EXERCISE DETAILS - Work through the data line by line, gathering every line that has the word "ylabel".

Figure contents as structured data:

---------------

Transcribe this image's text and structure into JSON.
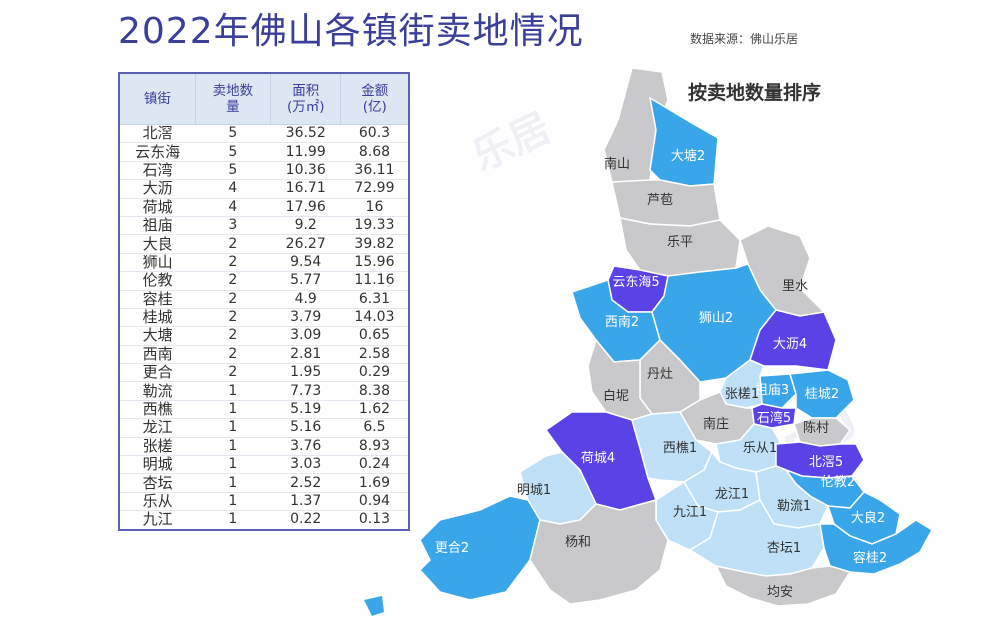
{
  "title": "2022年佛山各镇街卖地情况",
  "source": "数据来源：佛山乐居",
  "sort_label": "按卖地数量排序",
  "chart_data": {
    "type": "table",
    "columns": [
      "镇街",
      "卖地数量",
      "面积（万㎡）",
      "金额（亿）"
    ],
    "header": {
      "c0": "镇街",
      "c1a": "卖地数",
      "c1b": "量",
      "c2a": "面积",
      "c2b": "(万㎡)",
      "c3a": "金额",
      "c3b": "(亿)"
    },
    "rows": [
      {
        "name": "北滘",
        "count": "5",
        "area": "36.52",
        "amount": "60.3"
      },
      {
        "name": "云东海",
        "count": "5",
        "area": "11.99",
        "amount": "8.68"
      },
      {
        "name": "石湾",
        "count": "5",
        "area": "10.36",
        "amount": "36.11"
      },
      {
        "name": "大沥",
        "count": "4",
        "area": "16.71",
        "amount": "72.99"
      },
      {
        "name": "荷城",
        "count": "4",
        "area": "17.96",
        "amount": "16"
      },
      {
        "name": "祖庙",
        "count": "3",
        "area": "9.2",
        "amount": "19.33"
      },
      {
        "name": "大良",
        "count": "2",
        "area": "26.27",
        "amount": "39.82"
      },
      {
        "name": "狮山",
        "count": "2",
        "area": "9.54",
        "amount": "15.96"
      },
      {
        "name": "伦教",
        "count": "2",
        "area": "5.77",
        "amount": "11.16"
      },
      {
        "name": "容桂",
        "count": "2",
        "area": "4.9",
        "amount": "6.31"
      },
      {
        "name": "桂城",
        "count": "2",
        "area": "3.79",
        "amount": "14.03"
      },
      {
        "name": "大塘",
        "count": "2",
        "area": "3.09",
        "amount": "0.65"
      },
      {
        "name": "西南",
        "count": "2",
        "area": "2.81",
        "amount": "2.58"
      },
      {
        "name": "更合",
        "count": "2",
        "area": "1.95",
        "amount": "0.29"
      },
      {
        "name": "勒流",
        "count": "1",
        "area": "7.73",
        "amount": "8.38"
      },
      {
        "name": "西樵",
        "count": "1",
        "area": "5.19",
        "amount": "1.62"
      },
      {
        "name": "龙江",
        "count": "1",
        "area": "5.16",
        "amount": "6.5"
      },
      {
        "name": "张槎",
        "count": "1",
        "area": "3.76",
        "amount": "8.93"
      },
      {
        "name": "明城",
        "count": "1",
        "area": "3.03",
        "amount": "0.24"
      },
      {
        "name": "杏坛",
        "count": "1",
        "area": "2.52",
        "amount": "1.69"
      },
      {
        "name": "乐从",
        "count": "1",
        "area": "1.37",
        "amount": "0.94"
      },
      {
        "name": "九江",
        "count": "1",
        "area": "0.22",
        "amount": "0.13"
      }
    ]
  },
  "colors": {
    "count_5_4": "#5a43e6",
    "count_2_3": "#3aa6ea",
    "count_1": "#bfe0f6",
    "count_0": "#c9c9cc",
    "title": "#3b3f9a",
    "table_border": "#5a5fb0"
  },
  "map": {
    "regions": [
      {
        "key": "nanshan",
        "label": "南山",
        "count": 0
      },
      {
        "key": "datang",
        "label": "大塘2",
        "count": 2
      },
      {
        "key": "lubao",
        "label": "芦苞",
        "count": 0
      },
      {
        "key": "leping",
        "label": "乐平",
        "count": 0
      },
      {
        "key": "yundonghai",
        "label": "云东海5",
        "count": 5
      },
      {
        "key": "lishui",
        "label": "里水",
        "count": 0
      },
      {
        "key": "xinan",
        "label": "西南2",
        "count": 2
      },
      {
        "key": "shishan",
        "label": "狮山2",
        "count": 2
      },
      {
        "key": "dali",
        "label": "大沥4",
        "count": 4
      },
      {
        "key": "danzao",
        "label": "丹灶",
        "count": 0
      },
      {
        "key": "baini",
        "label": "白坭",
        "count": 0
      },
      {
        "key": "zumiao",
        "label": "祖庙3",
        "count": 3
      },
      {
        "key": "zhangcha",
        "label": "张槎1",
        "count": 1
      },
      {
        "key": "guicheng",
        "label": "桂城2",
        "count": 2
      },
      {
        "key": "shiwan",
        "label": "石湾5",
        "count": 5
      },
      {
        "key": "nanzhuang",
        "label": "南庄",
        "count": 0
      },
      {
        "key": "chencun",
        "label": "陈村",
        "count": 0
      },
      {
        "key": "hecheng",
        "label": "荷城4",
        "count": 4
      },
      {
        "key": "xiqiao",
        "label": "西樵1",
        "count": 1
      },
      {
        "key": "lecong",
        "label": "乐从1",
        "count": 1
      },
      {
        "key": "beijiao",
        "label": "北滘5",
        "count": 5
      },
      {
        "key": "mingcheng",
        "label": "明城1",
        "count": 1
      },
      {
        "key": "longjiang",
        "label": "龙江1",
        "count": 1
      },
      {
        "key": "lunjiao",
        "label": "伦教2",
        "count": 2
      },
      {
        "key": "jiujiang",
        "label": "九江1",
        "count": 1
      },
      {
        "key": "leliu",
        "label": "勒流1",
        "count": 1
      },
      {
        "key": "daliang",
        "label": "大良2",
        "count": 2
      },
      {
        "key": "genghe",
        "label": "更合2",
        "count": 2
      },
      {
        "key": "yanghe",
        "label": "杨和",
        "count": 0
      },
      {
        "key": "xingtan",
        "label": "杏坛1",
        "count": 1
      },
      {
        "key": "ronggui",
        "label": "容桂2",
        "count": 2
      },
      {
        "key": "junan",
        "label": "均安",
        "count": 0
      }
    ]
  }
}
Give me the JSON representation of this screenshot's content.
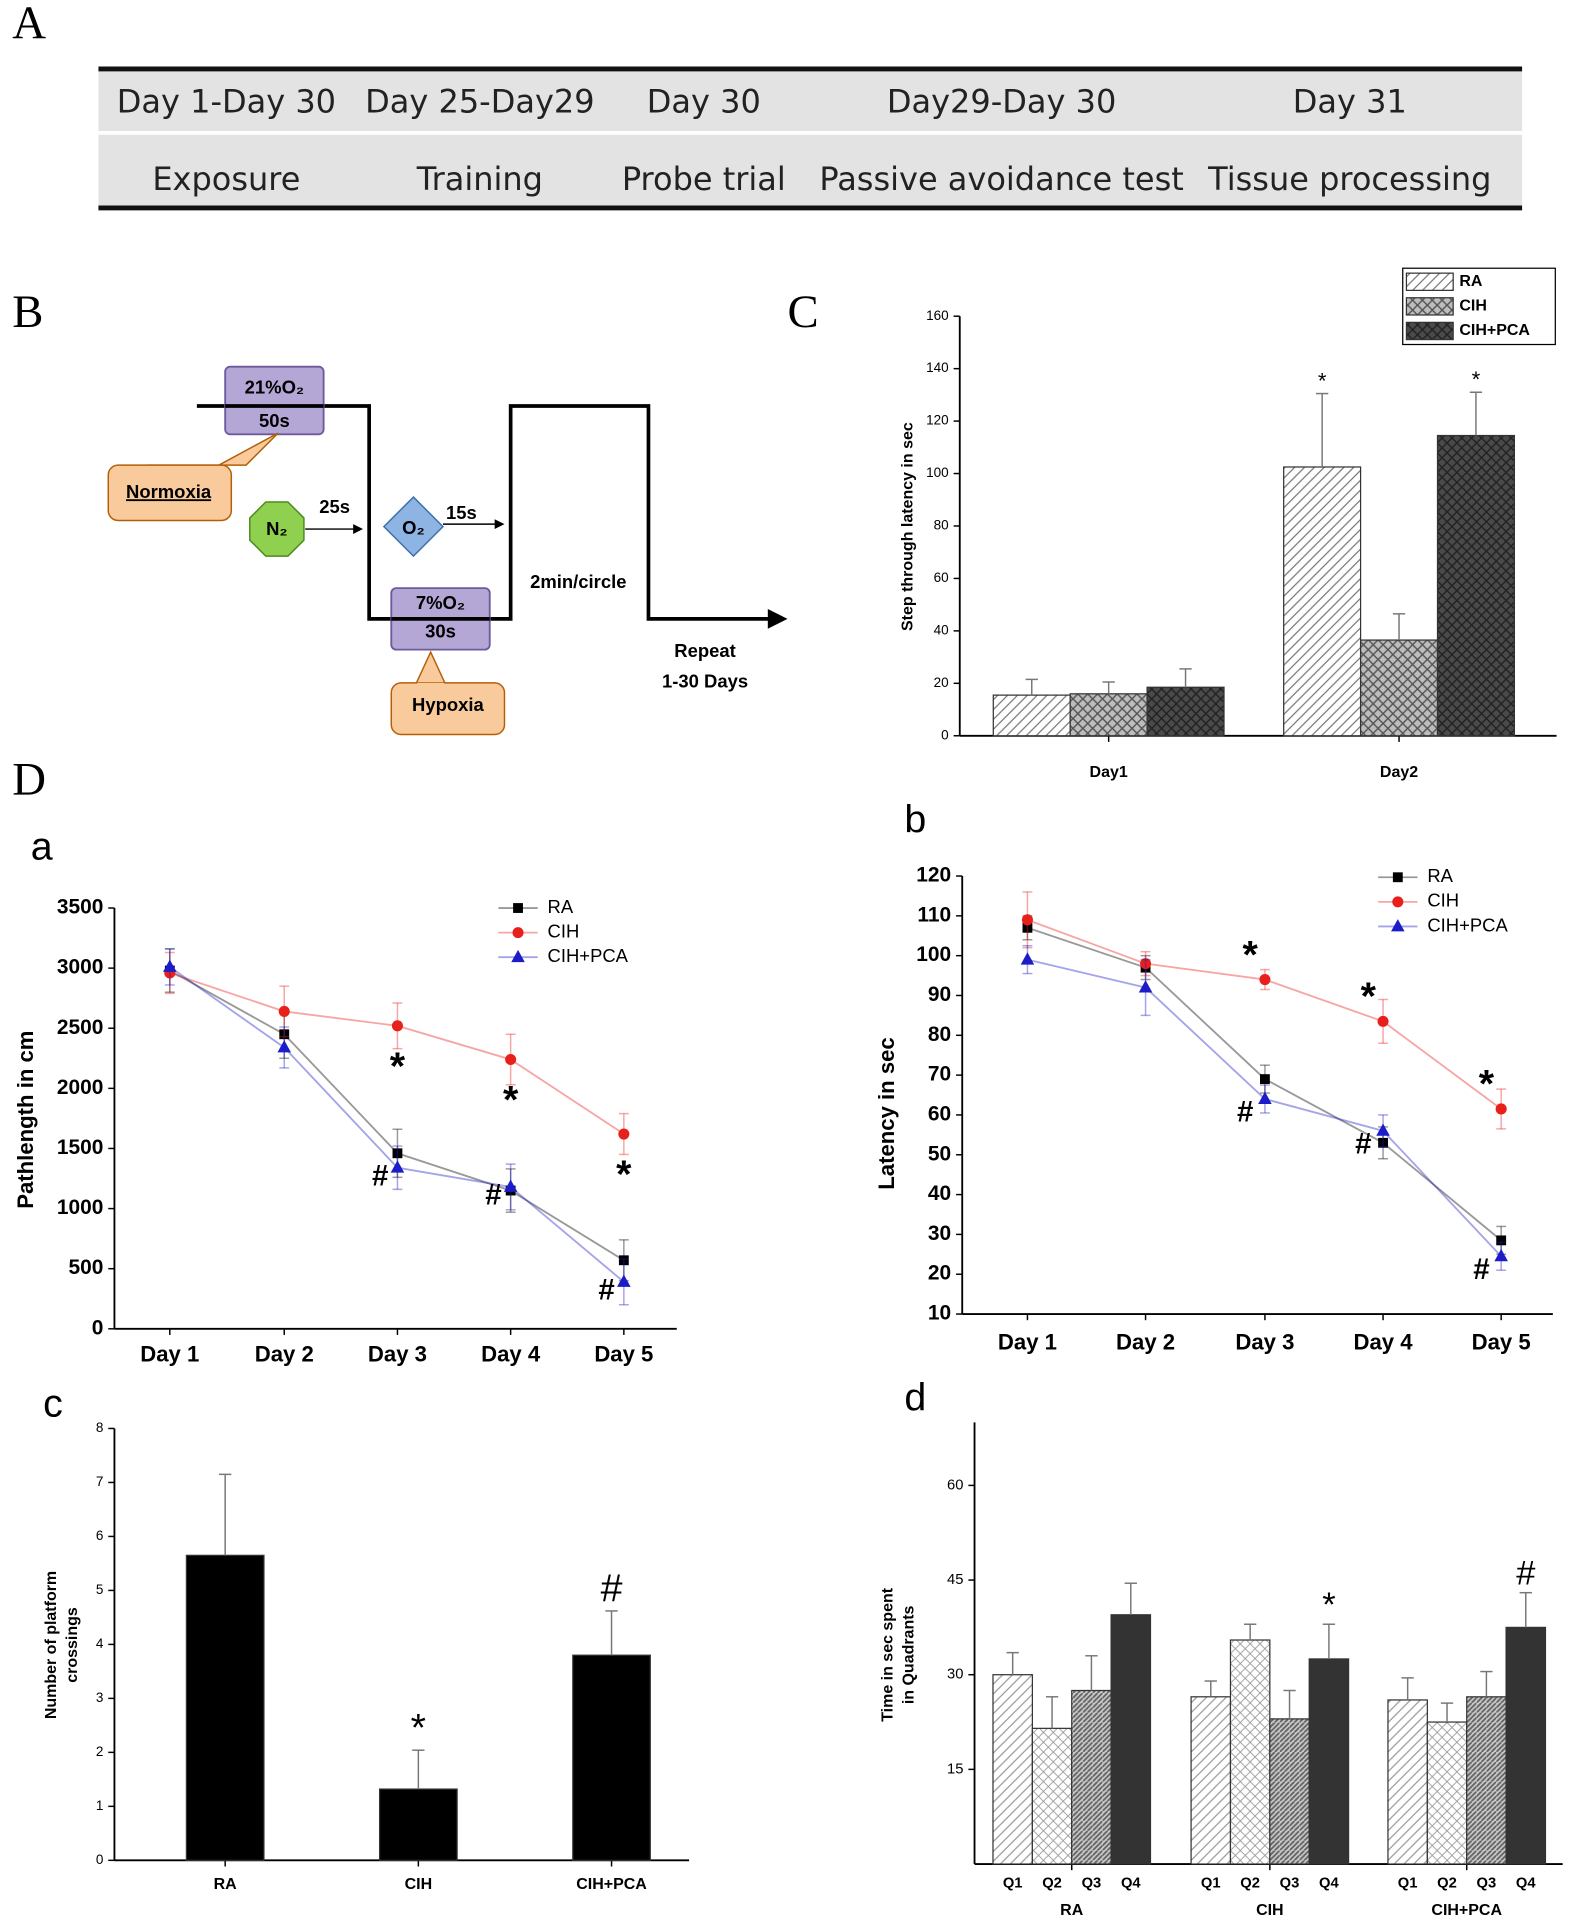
{
  "panel_labels": [
    "A",
    "B",
    "C",
    "D",
    "a",
    "b",
    "c",
    "d"
  ],
  "timeline": {
    "rows": [
      [
        "Day 1-Day 30",
        "Day 25-Day29",
        "Day 30",
        "Day29-Day 30",
        "Day 31"
      ],
      [
        "Exposure",
        "Training",
        "Probe trial",
        "Passive avoidance test",
        "Tissue processing"
      ]
    ]
  },
  "diagram": {
    "normoxia_box": [
      "21%O₂",
      "50s"
    ],
    "normoxia": "Normoxia",
    "n2": "N₂",
    "n2_time": "25s",
    "o2": "O₂",
    "o2_time": "15s",
    "hypoxia_box": [
      "7%O₂",
      "30s"
    ],
    "hypoxia": "Hypoxia",
    "cycle": "2min/circle",
    "repeat": [
      "Repeat",
      "1-30 Days"
    ]
  },
  "chart_data": [
    {
      "type": "bar",
      "ylabel": "Step through latency in sec",
      "categories": [
        "Day1",
        "Day2"
      ],
      "series": [
        {
          "name": "RA",
          "color": "#777777",
          "hatch": "diagonal",
          "values": [
            15.5,
            102.5
          ],
          "errors": [
            6,
            28
          ],
          "marks": [
            null,
            "*"
          ]
        },
        {
          "name": "CIH",
          "color": "#555555",
          "hatch": "cross",
          "values": [
            16,
            36.5
          ],
          "errors": [
            4.5,
            10
          ]
        },
        {
          "name": "CIH+PCA",
          "color": "#222222",
          "hatch": "dense",
          "values": [
            18.5,
            114.5
          ],
          "errors": [
            7,
            16.5
          ],
          "marks": [
            null,
            "*"
          ]
        }
      ],
      "ylim": [
        0,
        160
      ],
      "yticks": [
        0,
        20,
        40,
        60,
        80,
        100,
        120,
        140,
        160
      ],
      "legend": "upper right"
    },
    {
      "type": "line",
      "ylabel": "Pathlength in cm",
      "categories": [
        "Day 1",
        "Day 2",
        "Day 3",
        "Day 4",
        "Day 5"
      ],
      "series": [
        {
          "name": "RA",
          "color": "#000000",
          "marker": "square",
          "values": [
            2980,
            2450,
            1460,
            1150,
            570
          ],
          "errors": [
            180,
            200,
            200,
            180,
            170
          ]
        },
        {
          "name": "CIH",
          "color": "#e8201c",
          "marker": "circle",
          "values": [
            2960,
            2640,
            2520,
            2240,
            1620
          ],
          "errors": [
            170,
            210,
            190,
            210,
            170
          ],
          "marks": [
            null,
            null,
            "*",
            "*",
            "*"
          ]
        },
        {
          "name": "CIH+PCA",
          "color": "#1c1cc8",
          "marker": "triangle",
          "values": [
            3010,
            2340,
            1340,
            1180,
            390
          ],
          "errors": [
            150,
            170,
            180,
            190,
            190
          ],
          "marks": [
            null,
            null,
            "#",
            "#",
            "#"
          ]
        }
      ],
      "ylim": [
        0,
        3500
      ],
      "yticks": [
        0,
        500,
        1000,
        1500,
        2000,
        2500,
        3000,
        3500
      ],
      "legend": "upper right"
    },
    {
      "type": "line",
      "ylabel": "Latency in sec",
      "categories": [
        "Day 1",
        "Day 2",
        "Day 3",
        "Day 4",
        "Day 5"
      ],
      "series": [
        {
          "name": "RA",
          "color": "#000000",
          "marker": "square",
          "values": [
            107,
            97,
            69,
            53,
            28.5
          ],
          "errors": [
            3,
            3,
            3.5,
            4,
            3.5
          ]
        },
        {
          "name": "CIH",
          "color": "#e8201c",
          "marker": "circle",
          "values": [
            109,
            98,
            94,
            83.5,
            61.5
          ],
          "errors": [
            7,
            3,
            2.5,
            5.5,
            5
          ],
          "marks": [
            null,
            null,
            "*",
            "*",
            "*"
          ]
        },
        {
          "name": "CIH+PCA",
          "color": "#1c1cc8",
          "marker": "triangle",
          "values": [
            99,
            92,
            64,
            56,
            24.5
          ],
          "errors": [
            3.5,
            7,
            3.5,
            4,
            3.5
          ],
          "marks": [
            null,
            null,
            "#",
            "#",
            "#"
          ]
        }
      ],
      "ylim": [
        10,
        120
      ],
      "yticks": [
        10,
        20,
        30,
        40,
        50,
        60,
        70,
        80,
        90,
        100,
        110,
        120
      ],
      "legend": "upper right"
    },
    {
      "type": "bar",
      "ylabel": [
        "Number of platform",
        "crossings"
      ],
      "categories": [
        "RA",
        "CIH",
        "CIH+PCA"
      ],
      "series": [
        {
          "color": "#000000",
          "hatch": "solid",
          "values": [
            5.65,
            1.32,
            3.8
          ],
          "errors": [
            1.5,
            0.72,
            0.82
          ],
          "marks": [
            null,
            "*",
            "#"
          ]
        }
      ],
      "ylim": [
        0,
        8
      ],
      "yticks": [
        0,
        1,
        2,
        3,
        4,
        5,
        6,
        7,
        8
      ]
    },
    {
      "type": "bar",
      "ylabel": [
        "Time in sec spent",
        "in Quadrants"
      ],
      "categories": [
        "RA",
        "CIH",
        "CIH+PCA"
      ],
      "series": [
        {
          "name": "Q1",
          "color": "#999999",
          "hatch": "diagonal",
          "values": [
            30,
            26.5,
            26
          ],
          "errors": [
            3.5,
            2.5,
            3.5
          ]
        },
        {
          "name": "Q2",
          "color": "#999999",
          "hatch": "dots",
          "values": [
            21.5,
            35.5,
            22.5
          ],
          "errors": [
            5,
            2.5,
            3
          ]
        },
        {
          "name": "Q3",
          "color": "#666666",
          "hatch": "diagonal-dense",
          "values": [
            27.5,
            23,
            26.5
          ],
          "errors": [
            5.5,
            4.5,
            4
          ]
        },
        {
          "name": "Q4",
          "color": "#333333",
          "hatch": "solid",
          "values": [
            39.5,
            32.5,
            37.5
          ],
          "errors": [
            5,
            5.5,
            5.5
          ],
          "marks": [
            null,
            "*",
            "#"
          ]
        }
      ],
      "ylim": [
        0,
        70
      ],
      "yticks": [
        15,
        30,
        45,
        60
      ],
      "series_labels": true
    }
  ]
}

---------------

ANSWER TO THE TASK -
      "ylabel": "Step through latency in sec",
      "ylabel": "Pathlength in cm",
      "ylabel": "Latency in sec",
      "ylabel": [
      "ylabel": [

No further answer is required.